[start of SUPPLIED MATERIAL]
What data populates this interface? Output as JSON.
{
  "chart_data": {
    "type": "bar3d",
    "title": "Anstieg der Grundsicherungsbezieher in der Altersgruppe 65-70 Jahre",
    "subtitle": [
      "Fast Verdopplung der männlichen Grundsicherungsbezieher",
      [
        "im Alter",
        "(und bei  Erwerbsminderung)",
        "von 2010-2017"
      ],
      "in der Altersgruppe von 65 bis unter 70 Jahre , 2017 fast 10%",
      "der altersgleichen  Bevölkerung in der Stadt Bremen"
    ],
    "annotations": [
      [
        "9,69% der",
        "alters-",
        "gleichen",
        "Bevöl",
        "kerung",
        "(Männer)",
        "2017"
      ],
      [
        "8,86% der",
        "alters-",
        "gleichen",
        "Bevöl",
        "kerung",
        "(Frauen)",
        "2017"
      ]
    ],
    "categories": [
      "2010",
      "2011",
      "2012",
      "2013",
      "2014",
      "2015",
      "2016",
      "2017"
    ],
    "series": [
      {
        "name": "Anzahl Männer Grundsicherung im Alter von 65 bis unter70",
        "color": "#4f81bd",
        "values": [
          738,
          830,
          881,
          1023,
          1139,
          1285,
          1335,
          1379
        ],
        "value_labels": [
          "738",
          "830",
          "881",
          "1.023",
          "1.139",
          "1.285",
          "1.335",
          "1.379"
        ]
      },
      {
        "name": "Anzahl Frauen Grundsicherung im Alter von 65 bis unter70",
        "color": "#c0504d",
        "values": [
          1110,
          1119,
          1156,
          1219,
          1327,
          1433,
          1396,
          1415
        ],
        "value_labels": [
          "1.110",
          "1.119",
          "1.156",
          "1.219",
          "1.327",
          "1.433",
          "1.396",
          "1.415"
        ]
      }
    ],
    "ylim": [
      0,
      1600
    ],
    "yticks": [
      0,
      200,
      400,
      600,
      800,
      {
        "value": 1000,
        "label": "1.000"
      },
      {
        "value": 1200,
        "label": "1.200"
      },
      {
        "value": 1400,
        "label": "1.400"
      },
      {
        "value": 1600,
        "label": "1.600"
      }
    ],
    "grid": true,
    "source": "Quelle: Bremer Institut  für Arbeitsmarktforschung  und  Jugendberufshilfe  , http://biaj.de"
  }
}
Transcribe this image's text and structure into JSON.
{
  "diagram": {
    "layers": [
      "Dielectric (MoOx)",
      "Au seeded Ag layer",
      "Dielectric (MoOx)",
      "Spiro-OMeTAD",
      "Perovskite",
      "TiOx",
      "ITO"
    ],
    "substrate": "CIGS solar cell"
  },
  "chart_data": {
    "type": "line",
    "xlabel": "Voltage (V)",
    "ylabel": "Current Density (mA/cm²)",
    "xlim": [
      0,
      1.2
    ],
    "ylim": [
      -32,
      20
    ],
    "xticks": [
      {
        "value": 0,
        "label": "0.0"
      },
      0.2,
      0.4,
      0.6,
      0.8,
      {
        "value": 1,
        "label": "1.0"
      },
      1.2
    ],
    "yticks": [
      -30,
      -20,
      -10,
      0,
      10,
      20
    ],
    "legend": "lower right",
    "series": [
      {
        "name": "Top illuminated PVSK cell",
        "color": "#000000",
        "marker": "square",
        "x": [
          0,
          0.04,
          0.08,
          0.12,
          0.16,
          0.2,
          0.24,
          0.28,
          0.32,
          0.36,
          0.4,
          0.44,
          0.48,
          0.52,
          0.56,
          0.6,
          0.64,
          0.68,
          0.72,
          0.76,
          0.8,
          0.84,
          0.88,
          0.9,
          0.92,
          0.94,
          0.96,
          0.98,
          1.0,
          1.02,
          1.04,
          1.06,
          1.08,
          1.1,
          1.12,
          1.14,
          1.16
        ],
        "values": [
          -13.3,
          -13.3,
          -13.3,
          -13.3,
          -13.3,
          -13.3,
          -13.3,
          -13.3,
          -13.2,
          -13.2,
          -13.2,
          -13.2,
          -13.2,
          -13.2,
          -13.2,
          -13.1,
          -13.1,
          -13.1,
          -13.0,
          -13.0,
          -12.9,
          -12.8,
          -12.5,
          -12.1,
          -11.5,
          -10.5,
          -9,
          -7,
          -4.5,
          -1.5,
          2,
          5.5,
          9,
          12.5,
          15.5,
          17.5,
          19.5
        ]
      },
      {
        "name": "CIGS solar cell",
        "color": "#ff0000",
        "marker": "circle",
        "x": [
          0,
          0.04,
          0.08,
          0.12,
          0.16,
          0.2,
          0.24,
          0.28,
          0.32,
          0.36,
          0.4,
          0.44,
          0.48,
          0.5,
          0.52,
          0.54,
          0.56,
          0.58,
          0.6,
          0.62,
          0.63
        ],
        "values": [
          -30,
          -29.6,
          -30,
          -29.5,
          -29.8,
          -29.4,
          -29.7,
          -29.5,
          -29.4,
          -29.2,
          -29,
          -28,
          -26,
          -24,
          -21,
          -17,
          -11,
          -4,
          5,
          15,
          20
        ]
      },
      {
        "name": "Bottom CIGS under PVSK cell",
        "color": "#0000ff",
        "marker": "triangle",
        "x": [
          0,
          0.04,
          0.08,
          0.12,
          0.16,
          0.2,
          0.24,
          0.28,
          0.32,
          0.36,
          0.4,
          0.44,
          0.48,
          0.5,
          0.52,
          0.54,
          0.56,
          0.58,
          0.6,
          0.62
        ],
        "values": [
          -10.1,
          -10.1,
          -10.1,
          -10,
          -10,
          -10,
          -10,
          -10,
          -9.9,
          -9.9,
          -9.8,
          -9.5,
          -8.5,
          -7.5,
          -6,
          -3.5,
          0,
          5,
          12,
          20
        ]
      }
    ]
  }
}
[end of SUPPLIED MATERIAL]
• [TASK GOAL]: Write out the entries above word for word.

• [TASK RESPONSE]:
What data populates this interface? Output as JSON.
{
  "chart_data": {
    "type": "bar3d",
    "title": "Anstieg der Grundsicherungsbezieher in der Altersgruppe 65-70 Jahre",
    "subtitle": [
      "Fast Verdopplung der männlichen Grundsicherungsbezieher",
      [
        "im Alter",
        "(und bei  Erwerbsminderung)",
        "von 2010-2017"
      ],
      "in der Altersgruppe von 65 bis unter 70 Jahre , 2017 fast 10%",
      "der altersgleichen  Bevölkerung in der Stadt Bremen"
    ],
    "annotations": [
      [
        "9,69% der",
        "alters-",
        "gleichen",
        "Bevöl",
        "kerung",
        "(Männer)",
        "2017"
      ],
      [
        "8,86% der",
        "alters-",
        "gleichen",
        "Bevöl",
        "kerung",
        "(Frauen)",
        "2017"
      ]
    ],
    "categories": [
      "2010",
      "2011",
      "2012",
      "2013",
      "2014",
      "2015",
      "2016",
      "2017"
    ],
    "series": [
      {
        "name": "Anzahl Männer Grundsicherung im Alter von 65 bis unter70",
        "color": "#4f81bd",
        "values": [
          738,
          830,
          881,
          1023,
          1139,
          1285,
          1335,
          1379
        ],
        "value_labels": [
          "738",
          "830",
          "881",
          "1.023",
          "1.139",
          "1.285",
          "1.335",
          "1.379"
        ]
      },
      {
        "name": "Anzahl Frauen Grundsicherung im Alter von 65 bis unter70",
        "color": "#c0504d",
        "values": [
          1110,
          1119,
          1156,
          1219,
          1327,
          1433,
          1396,
          1415
        ],
        "value_labels": [
          "1.110",
          "1.119",
          "1.156",
          "1.219",
          "1.327",
          "1.433",
          "1.396",
          "1.415"
        ]
      }
    ],
    "ylim": [
      0,
      1600
    ],
    "yticks": [
      0,
      200,
      400,
      600,
      800,
      {
        "value": 1000,
        "label": "1.000"
      },
      {
        "value": 1200,
        "label": "1.200"
      },
      {
        "value": 1400,
        "label": "1.400"
      },
      {
        "value": 1600,
        "label": "1.600"
      }
    ],
    "grid": true,
    "source": "Quelle: Bremer Institut  für Arbeitsmarktforschung  und  Jugendberufshilfe  , http://biaj.de"
  }
}
Transcribe this image's text and structure into JSON.
{
  "diagram": {
    "layers": [
      "Dielectric (MoOx)",
      "Au seeded Ag layer",
      "Dielectric (MoOx)",
      "Spiro-OMeTAD",
      "Perovskite",
      "TiOx",
      "ITO"
    ],
    "substrate": "CIGS solar cell"
  },
  "chart_data": {
    "type": "line",
    "xlabel": "Voltage (V)",
    "ylabel": "Current Density (mA/cm²)",
    "xlim": [
      0,
      1.2
    ],
    "ylim": [
      -32,
      20
    ],
    "xticks": [
      {
        "value": 0,
        "label": "0.0"
      },
      0.2,
      0.4,
      0.6,
      0.8,
      {
        "value": 1,
        "label": "1.0"
      },
      1.2
    ],
    "yticks": [
      -30,
      -20,
      -10,
      0,
      10,
      20
    ],
    "legend": "lower right",
    "series": [
      {
        "name": "Top illuminated PVSK cell",
        "color": "#000000",
        "marker": "square",
        "x": [
          0,
          0.04,
          0.08,
          0.12,
          0.16,
          0.2,
          0.24,
          0.28,
          0.32,
          0.36,
          0.4,
          0.44,
          0.48,
          0.52,
          0.56,
          0.6,
          0.64,
          0.68,
          0.72,
          0.76,
          0.8,
          0.84,
          0.88,
          0.9,
          0.92,
          0.94,
          0.96,
          0.98,
          1.0,
          1.02,
          1.04,
          1.06,
          1.08,
          1.1,
          1.12,
          1.14,
          1.16
        ],
        "values": [
          -13.3,
          -13.3,
          -13.3,
          -13.3,
          -13.3,
          -13.3,
          -13.3,
          -13.3,
          -13.2,
          -13.2,
          -13.2,
          -13.2,
          -13.2,
          -13.2,
          -13.2,
          -13.1,
          -13.1,
          -13.1,
          -13.0,
          -13.0,
          -12.9,
          -12.8,
          -12.5,
          -12.1,
          -11.5,
          -10.5,
          -9,
          -7,
          -4.5,
          -1.5,
          2,
          5.5,
          9,
          12.5,
          15.5,
          17.5,
          19.5
        ]
      },
      {
        "name": "CIGS solar cell",
        "color": "#ff0000",
        "marker": "circle",
        "x": [
          0,
          0.04,
          0.08,
          0.12,
          0.16,
          0.2,
          0.24,
          0.28,
          0.32,
          0.36,
          0.4,
          0.44,
          0.48,
          0.5,
          0.52,
          0.54,
          0.56,
          0.58,
          0.6,
          0.62,
          0.63
        ],
        "values": [
          -30,
          -29.6,
          -30,
          -29.5,
          -29.8,
          -29.4,
          -29.7,
          -29.5,
          -29.4,
          -29.2,
          -29,
          -28,
          -26,
          -24,
          -21,
          -17,
          -11,
          -4,
          5,
          15,
          20
        ]
      },
      {
        "name": "Bottom CIGS under PVSK cell",
        "color": "#0000ff",
        "marker": "triangle",
        "x": [
          0,
          0.04,
          0.08,
          0.12,
          0.16,
          0.2,
          0.24,
          0.28,
          0.32,
          0.36,
          0.4,
          0.44,
          0.48,
          0.5,
          0.52,
          0.54,
          0.56,
          0.58,
          0.6,
          0.62
        ],
        "values": [
          -10.1,
          -10.1,
          -10.1,
          -10,
          -10,
          -10,
          -10,
          -10,
          -9.9,
          -9.9,
          -9.8,
          -9.5,
          -8.5,
          -7.5,
          -6,
          -3.5,
          0,
          5,
          12,
          20
        ]
      }
    ]
  }
}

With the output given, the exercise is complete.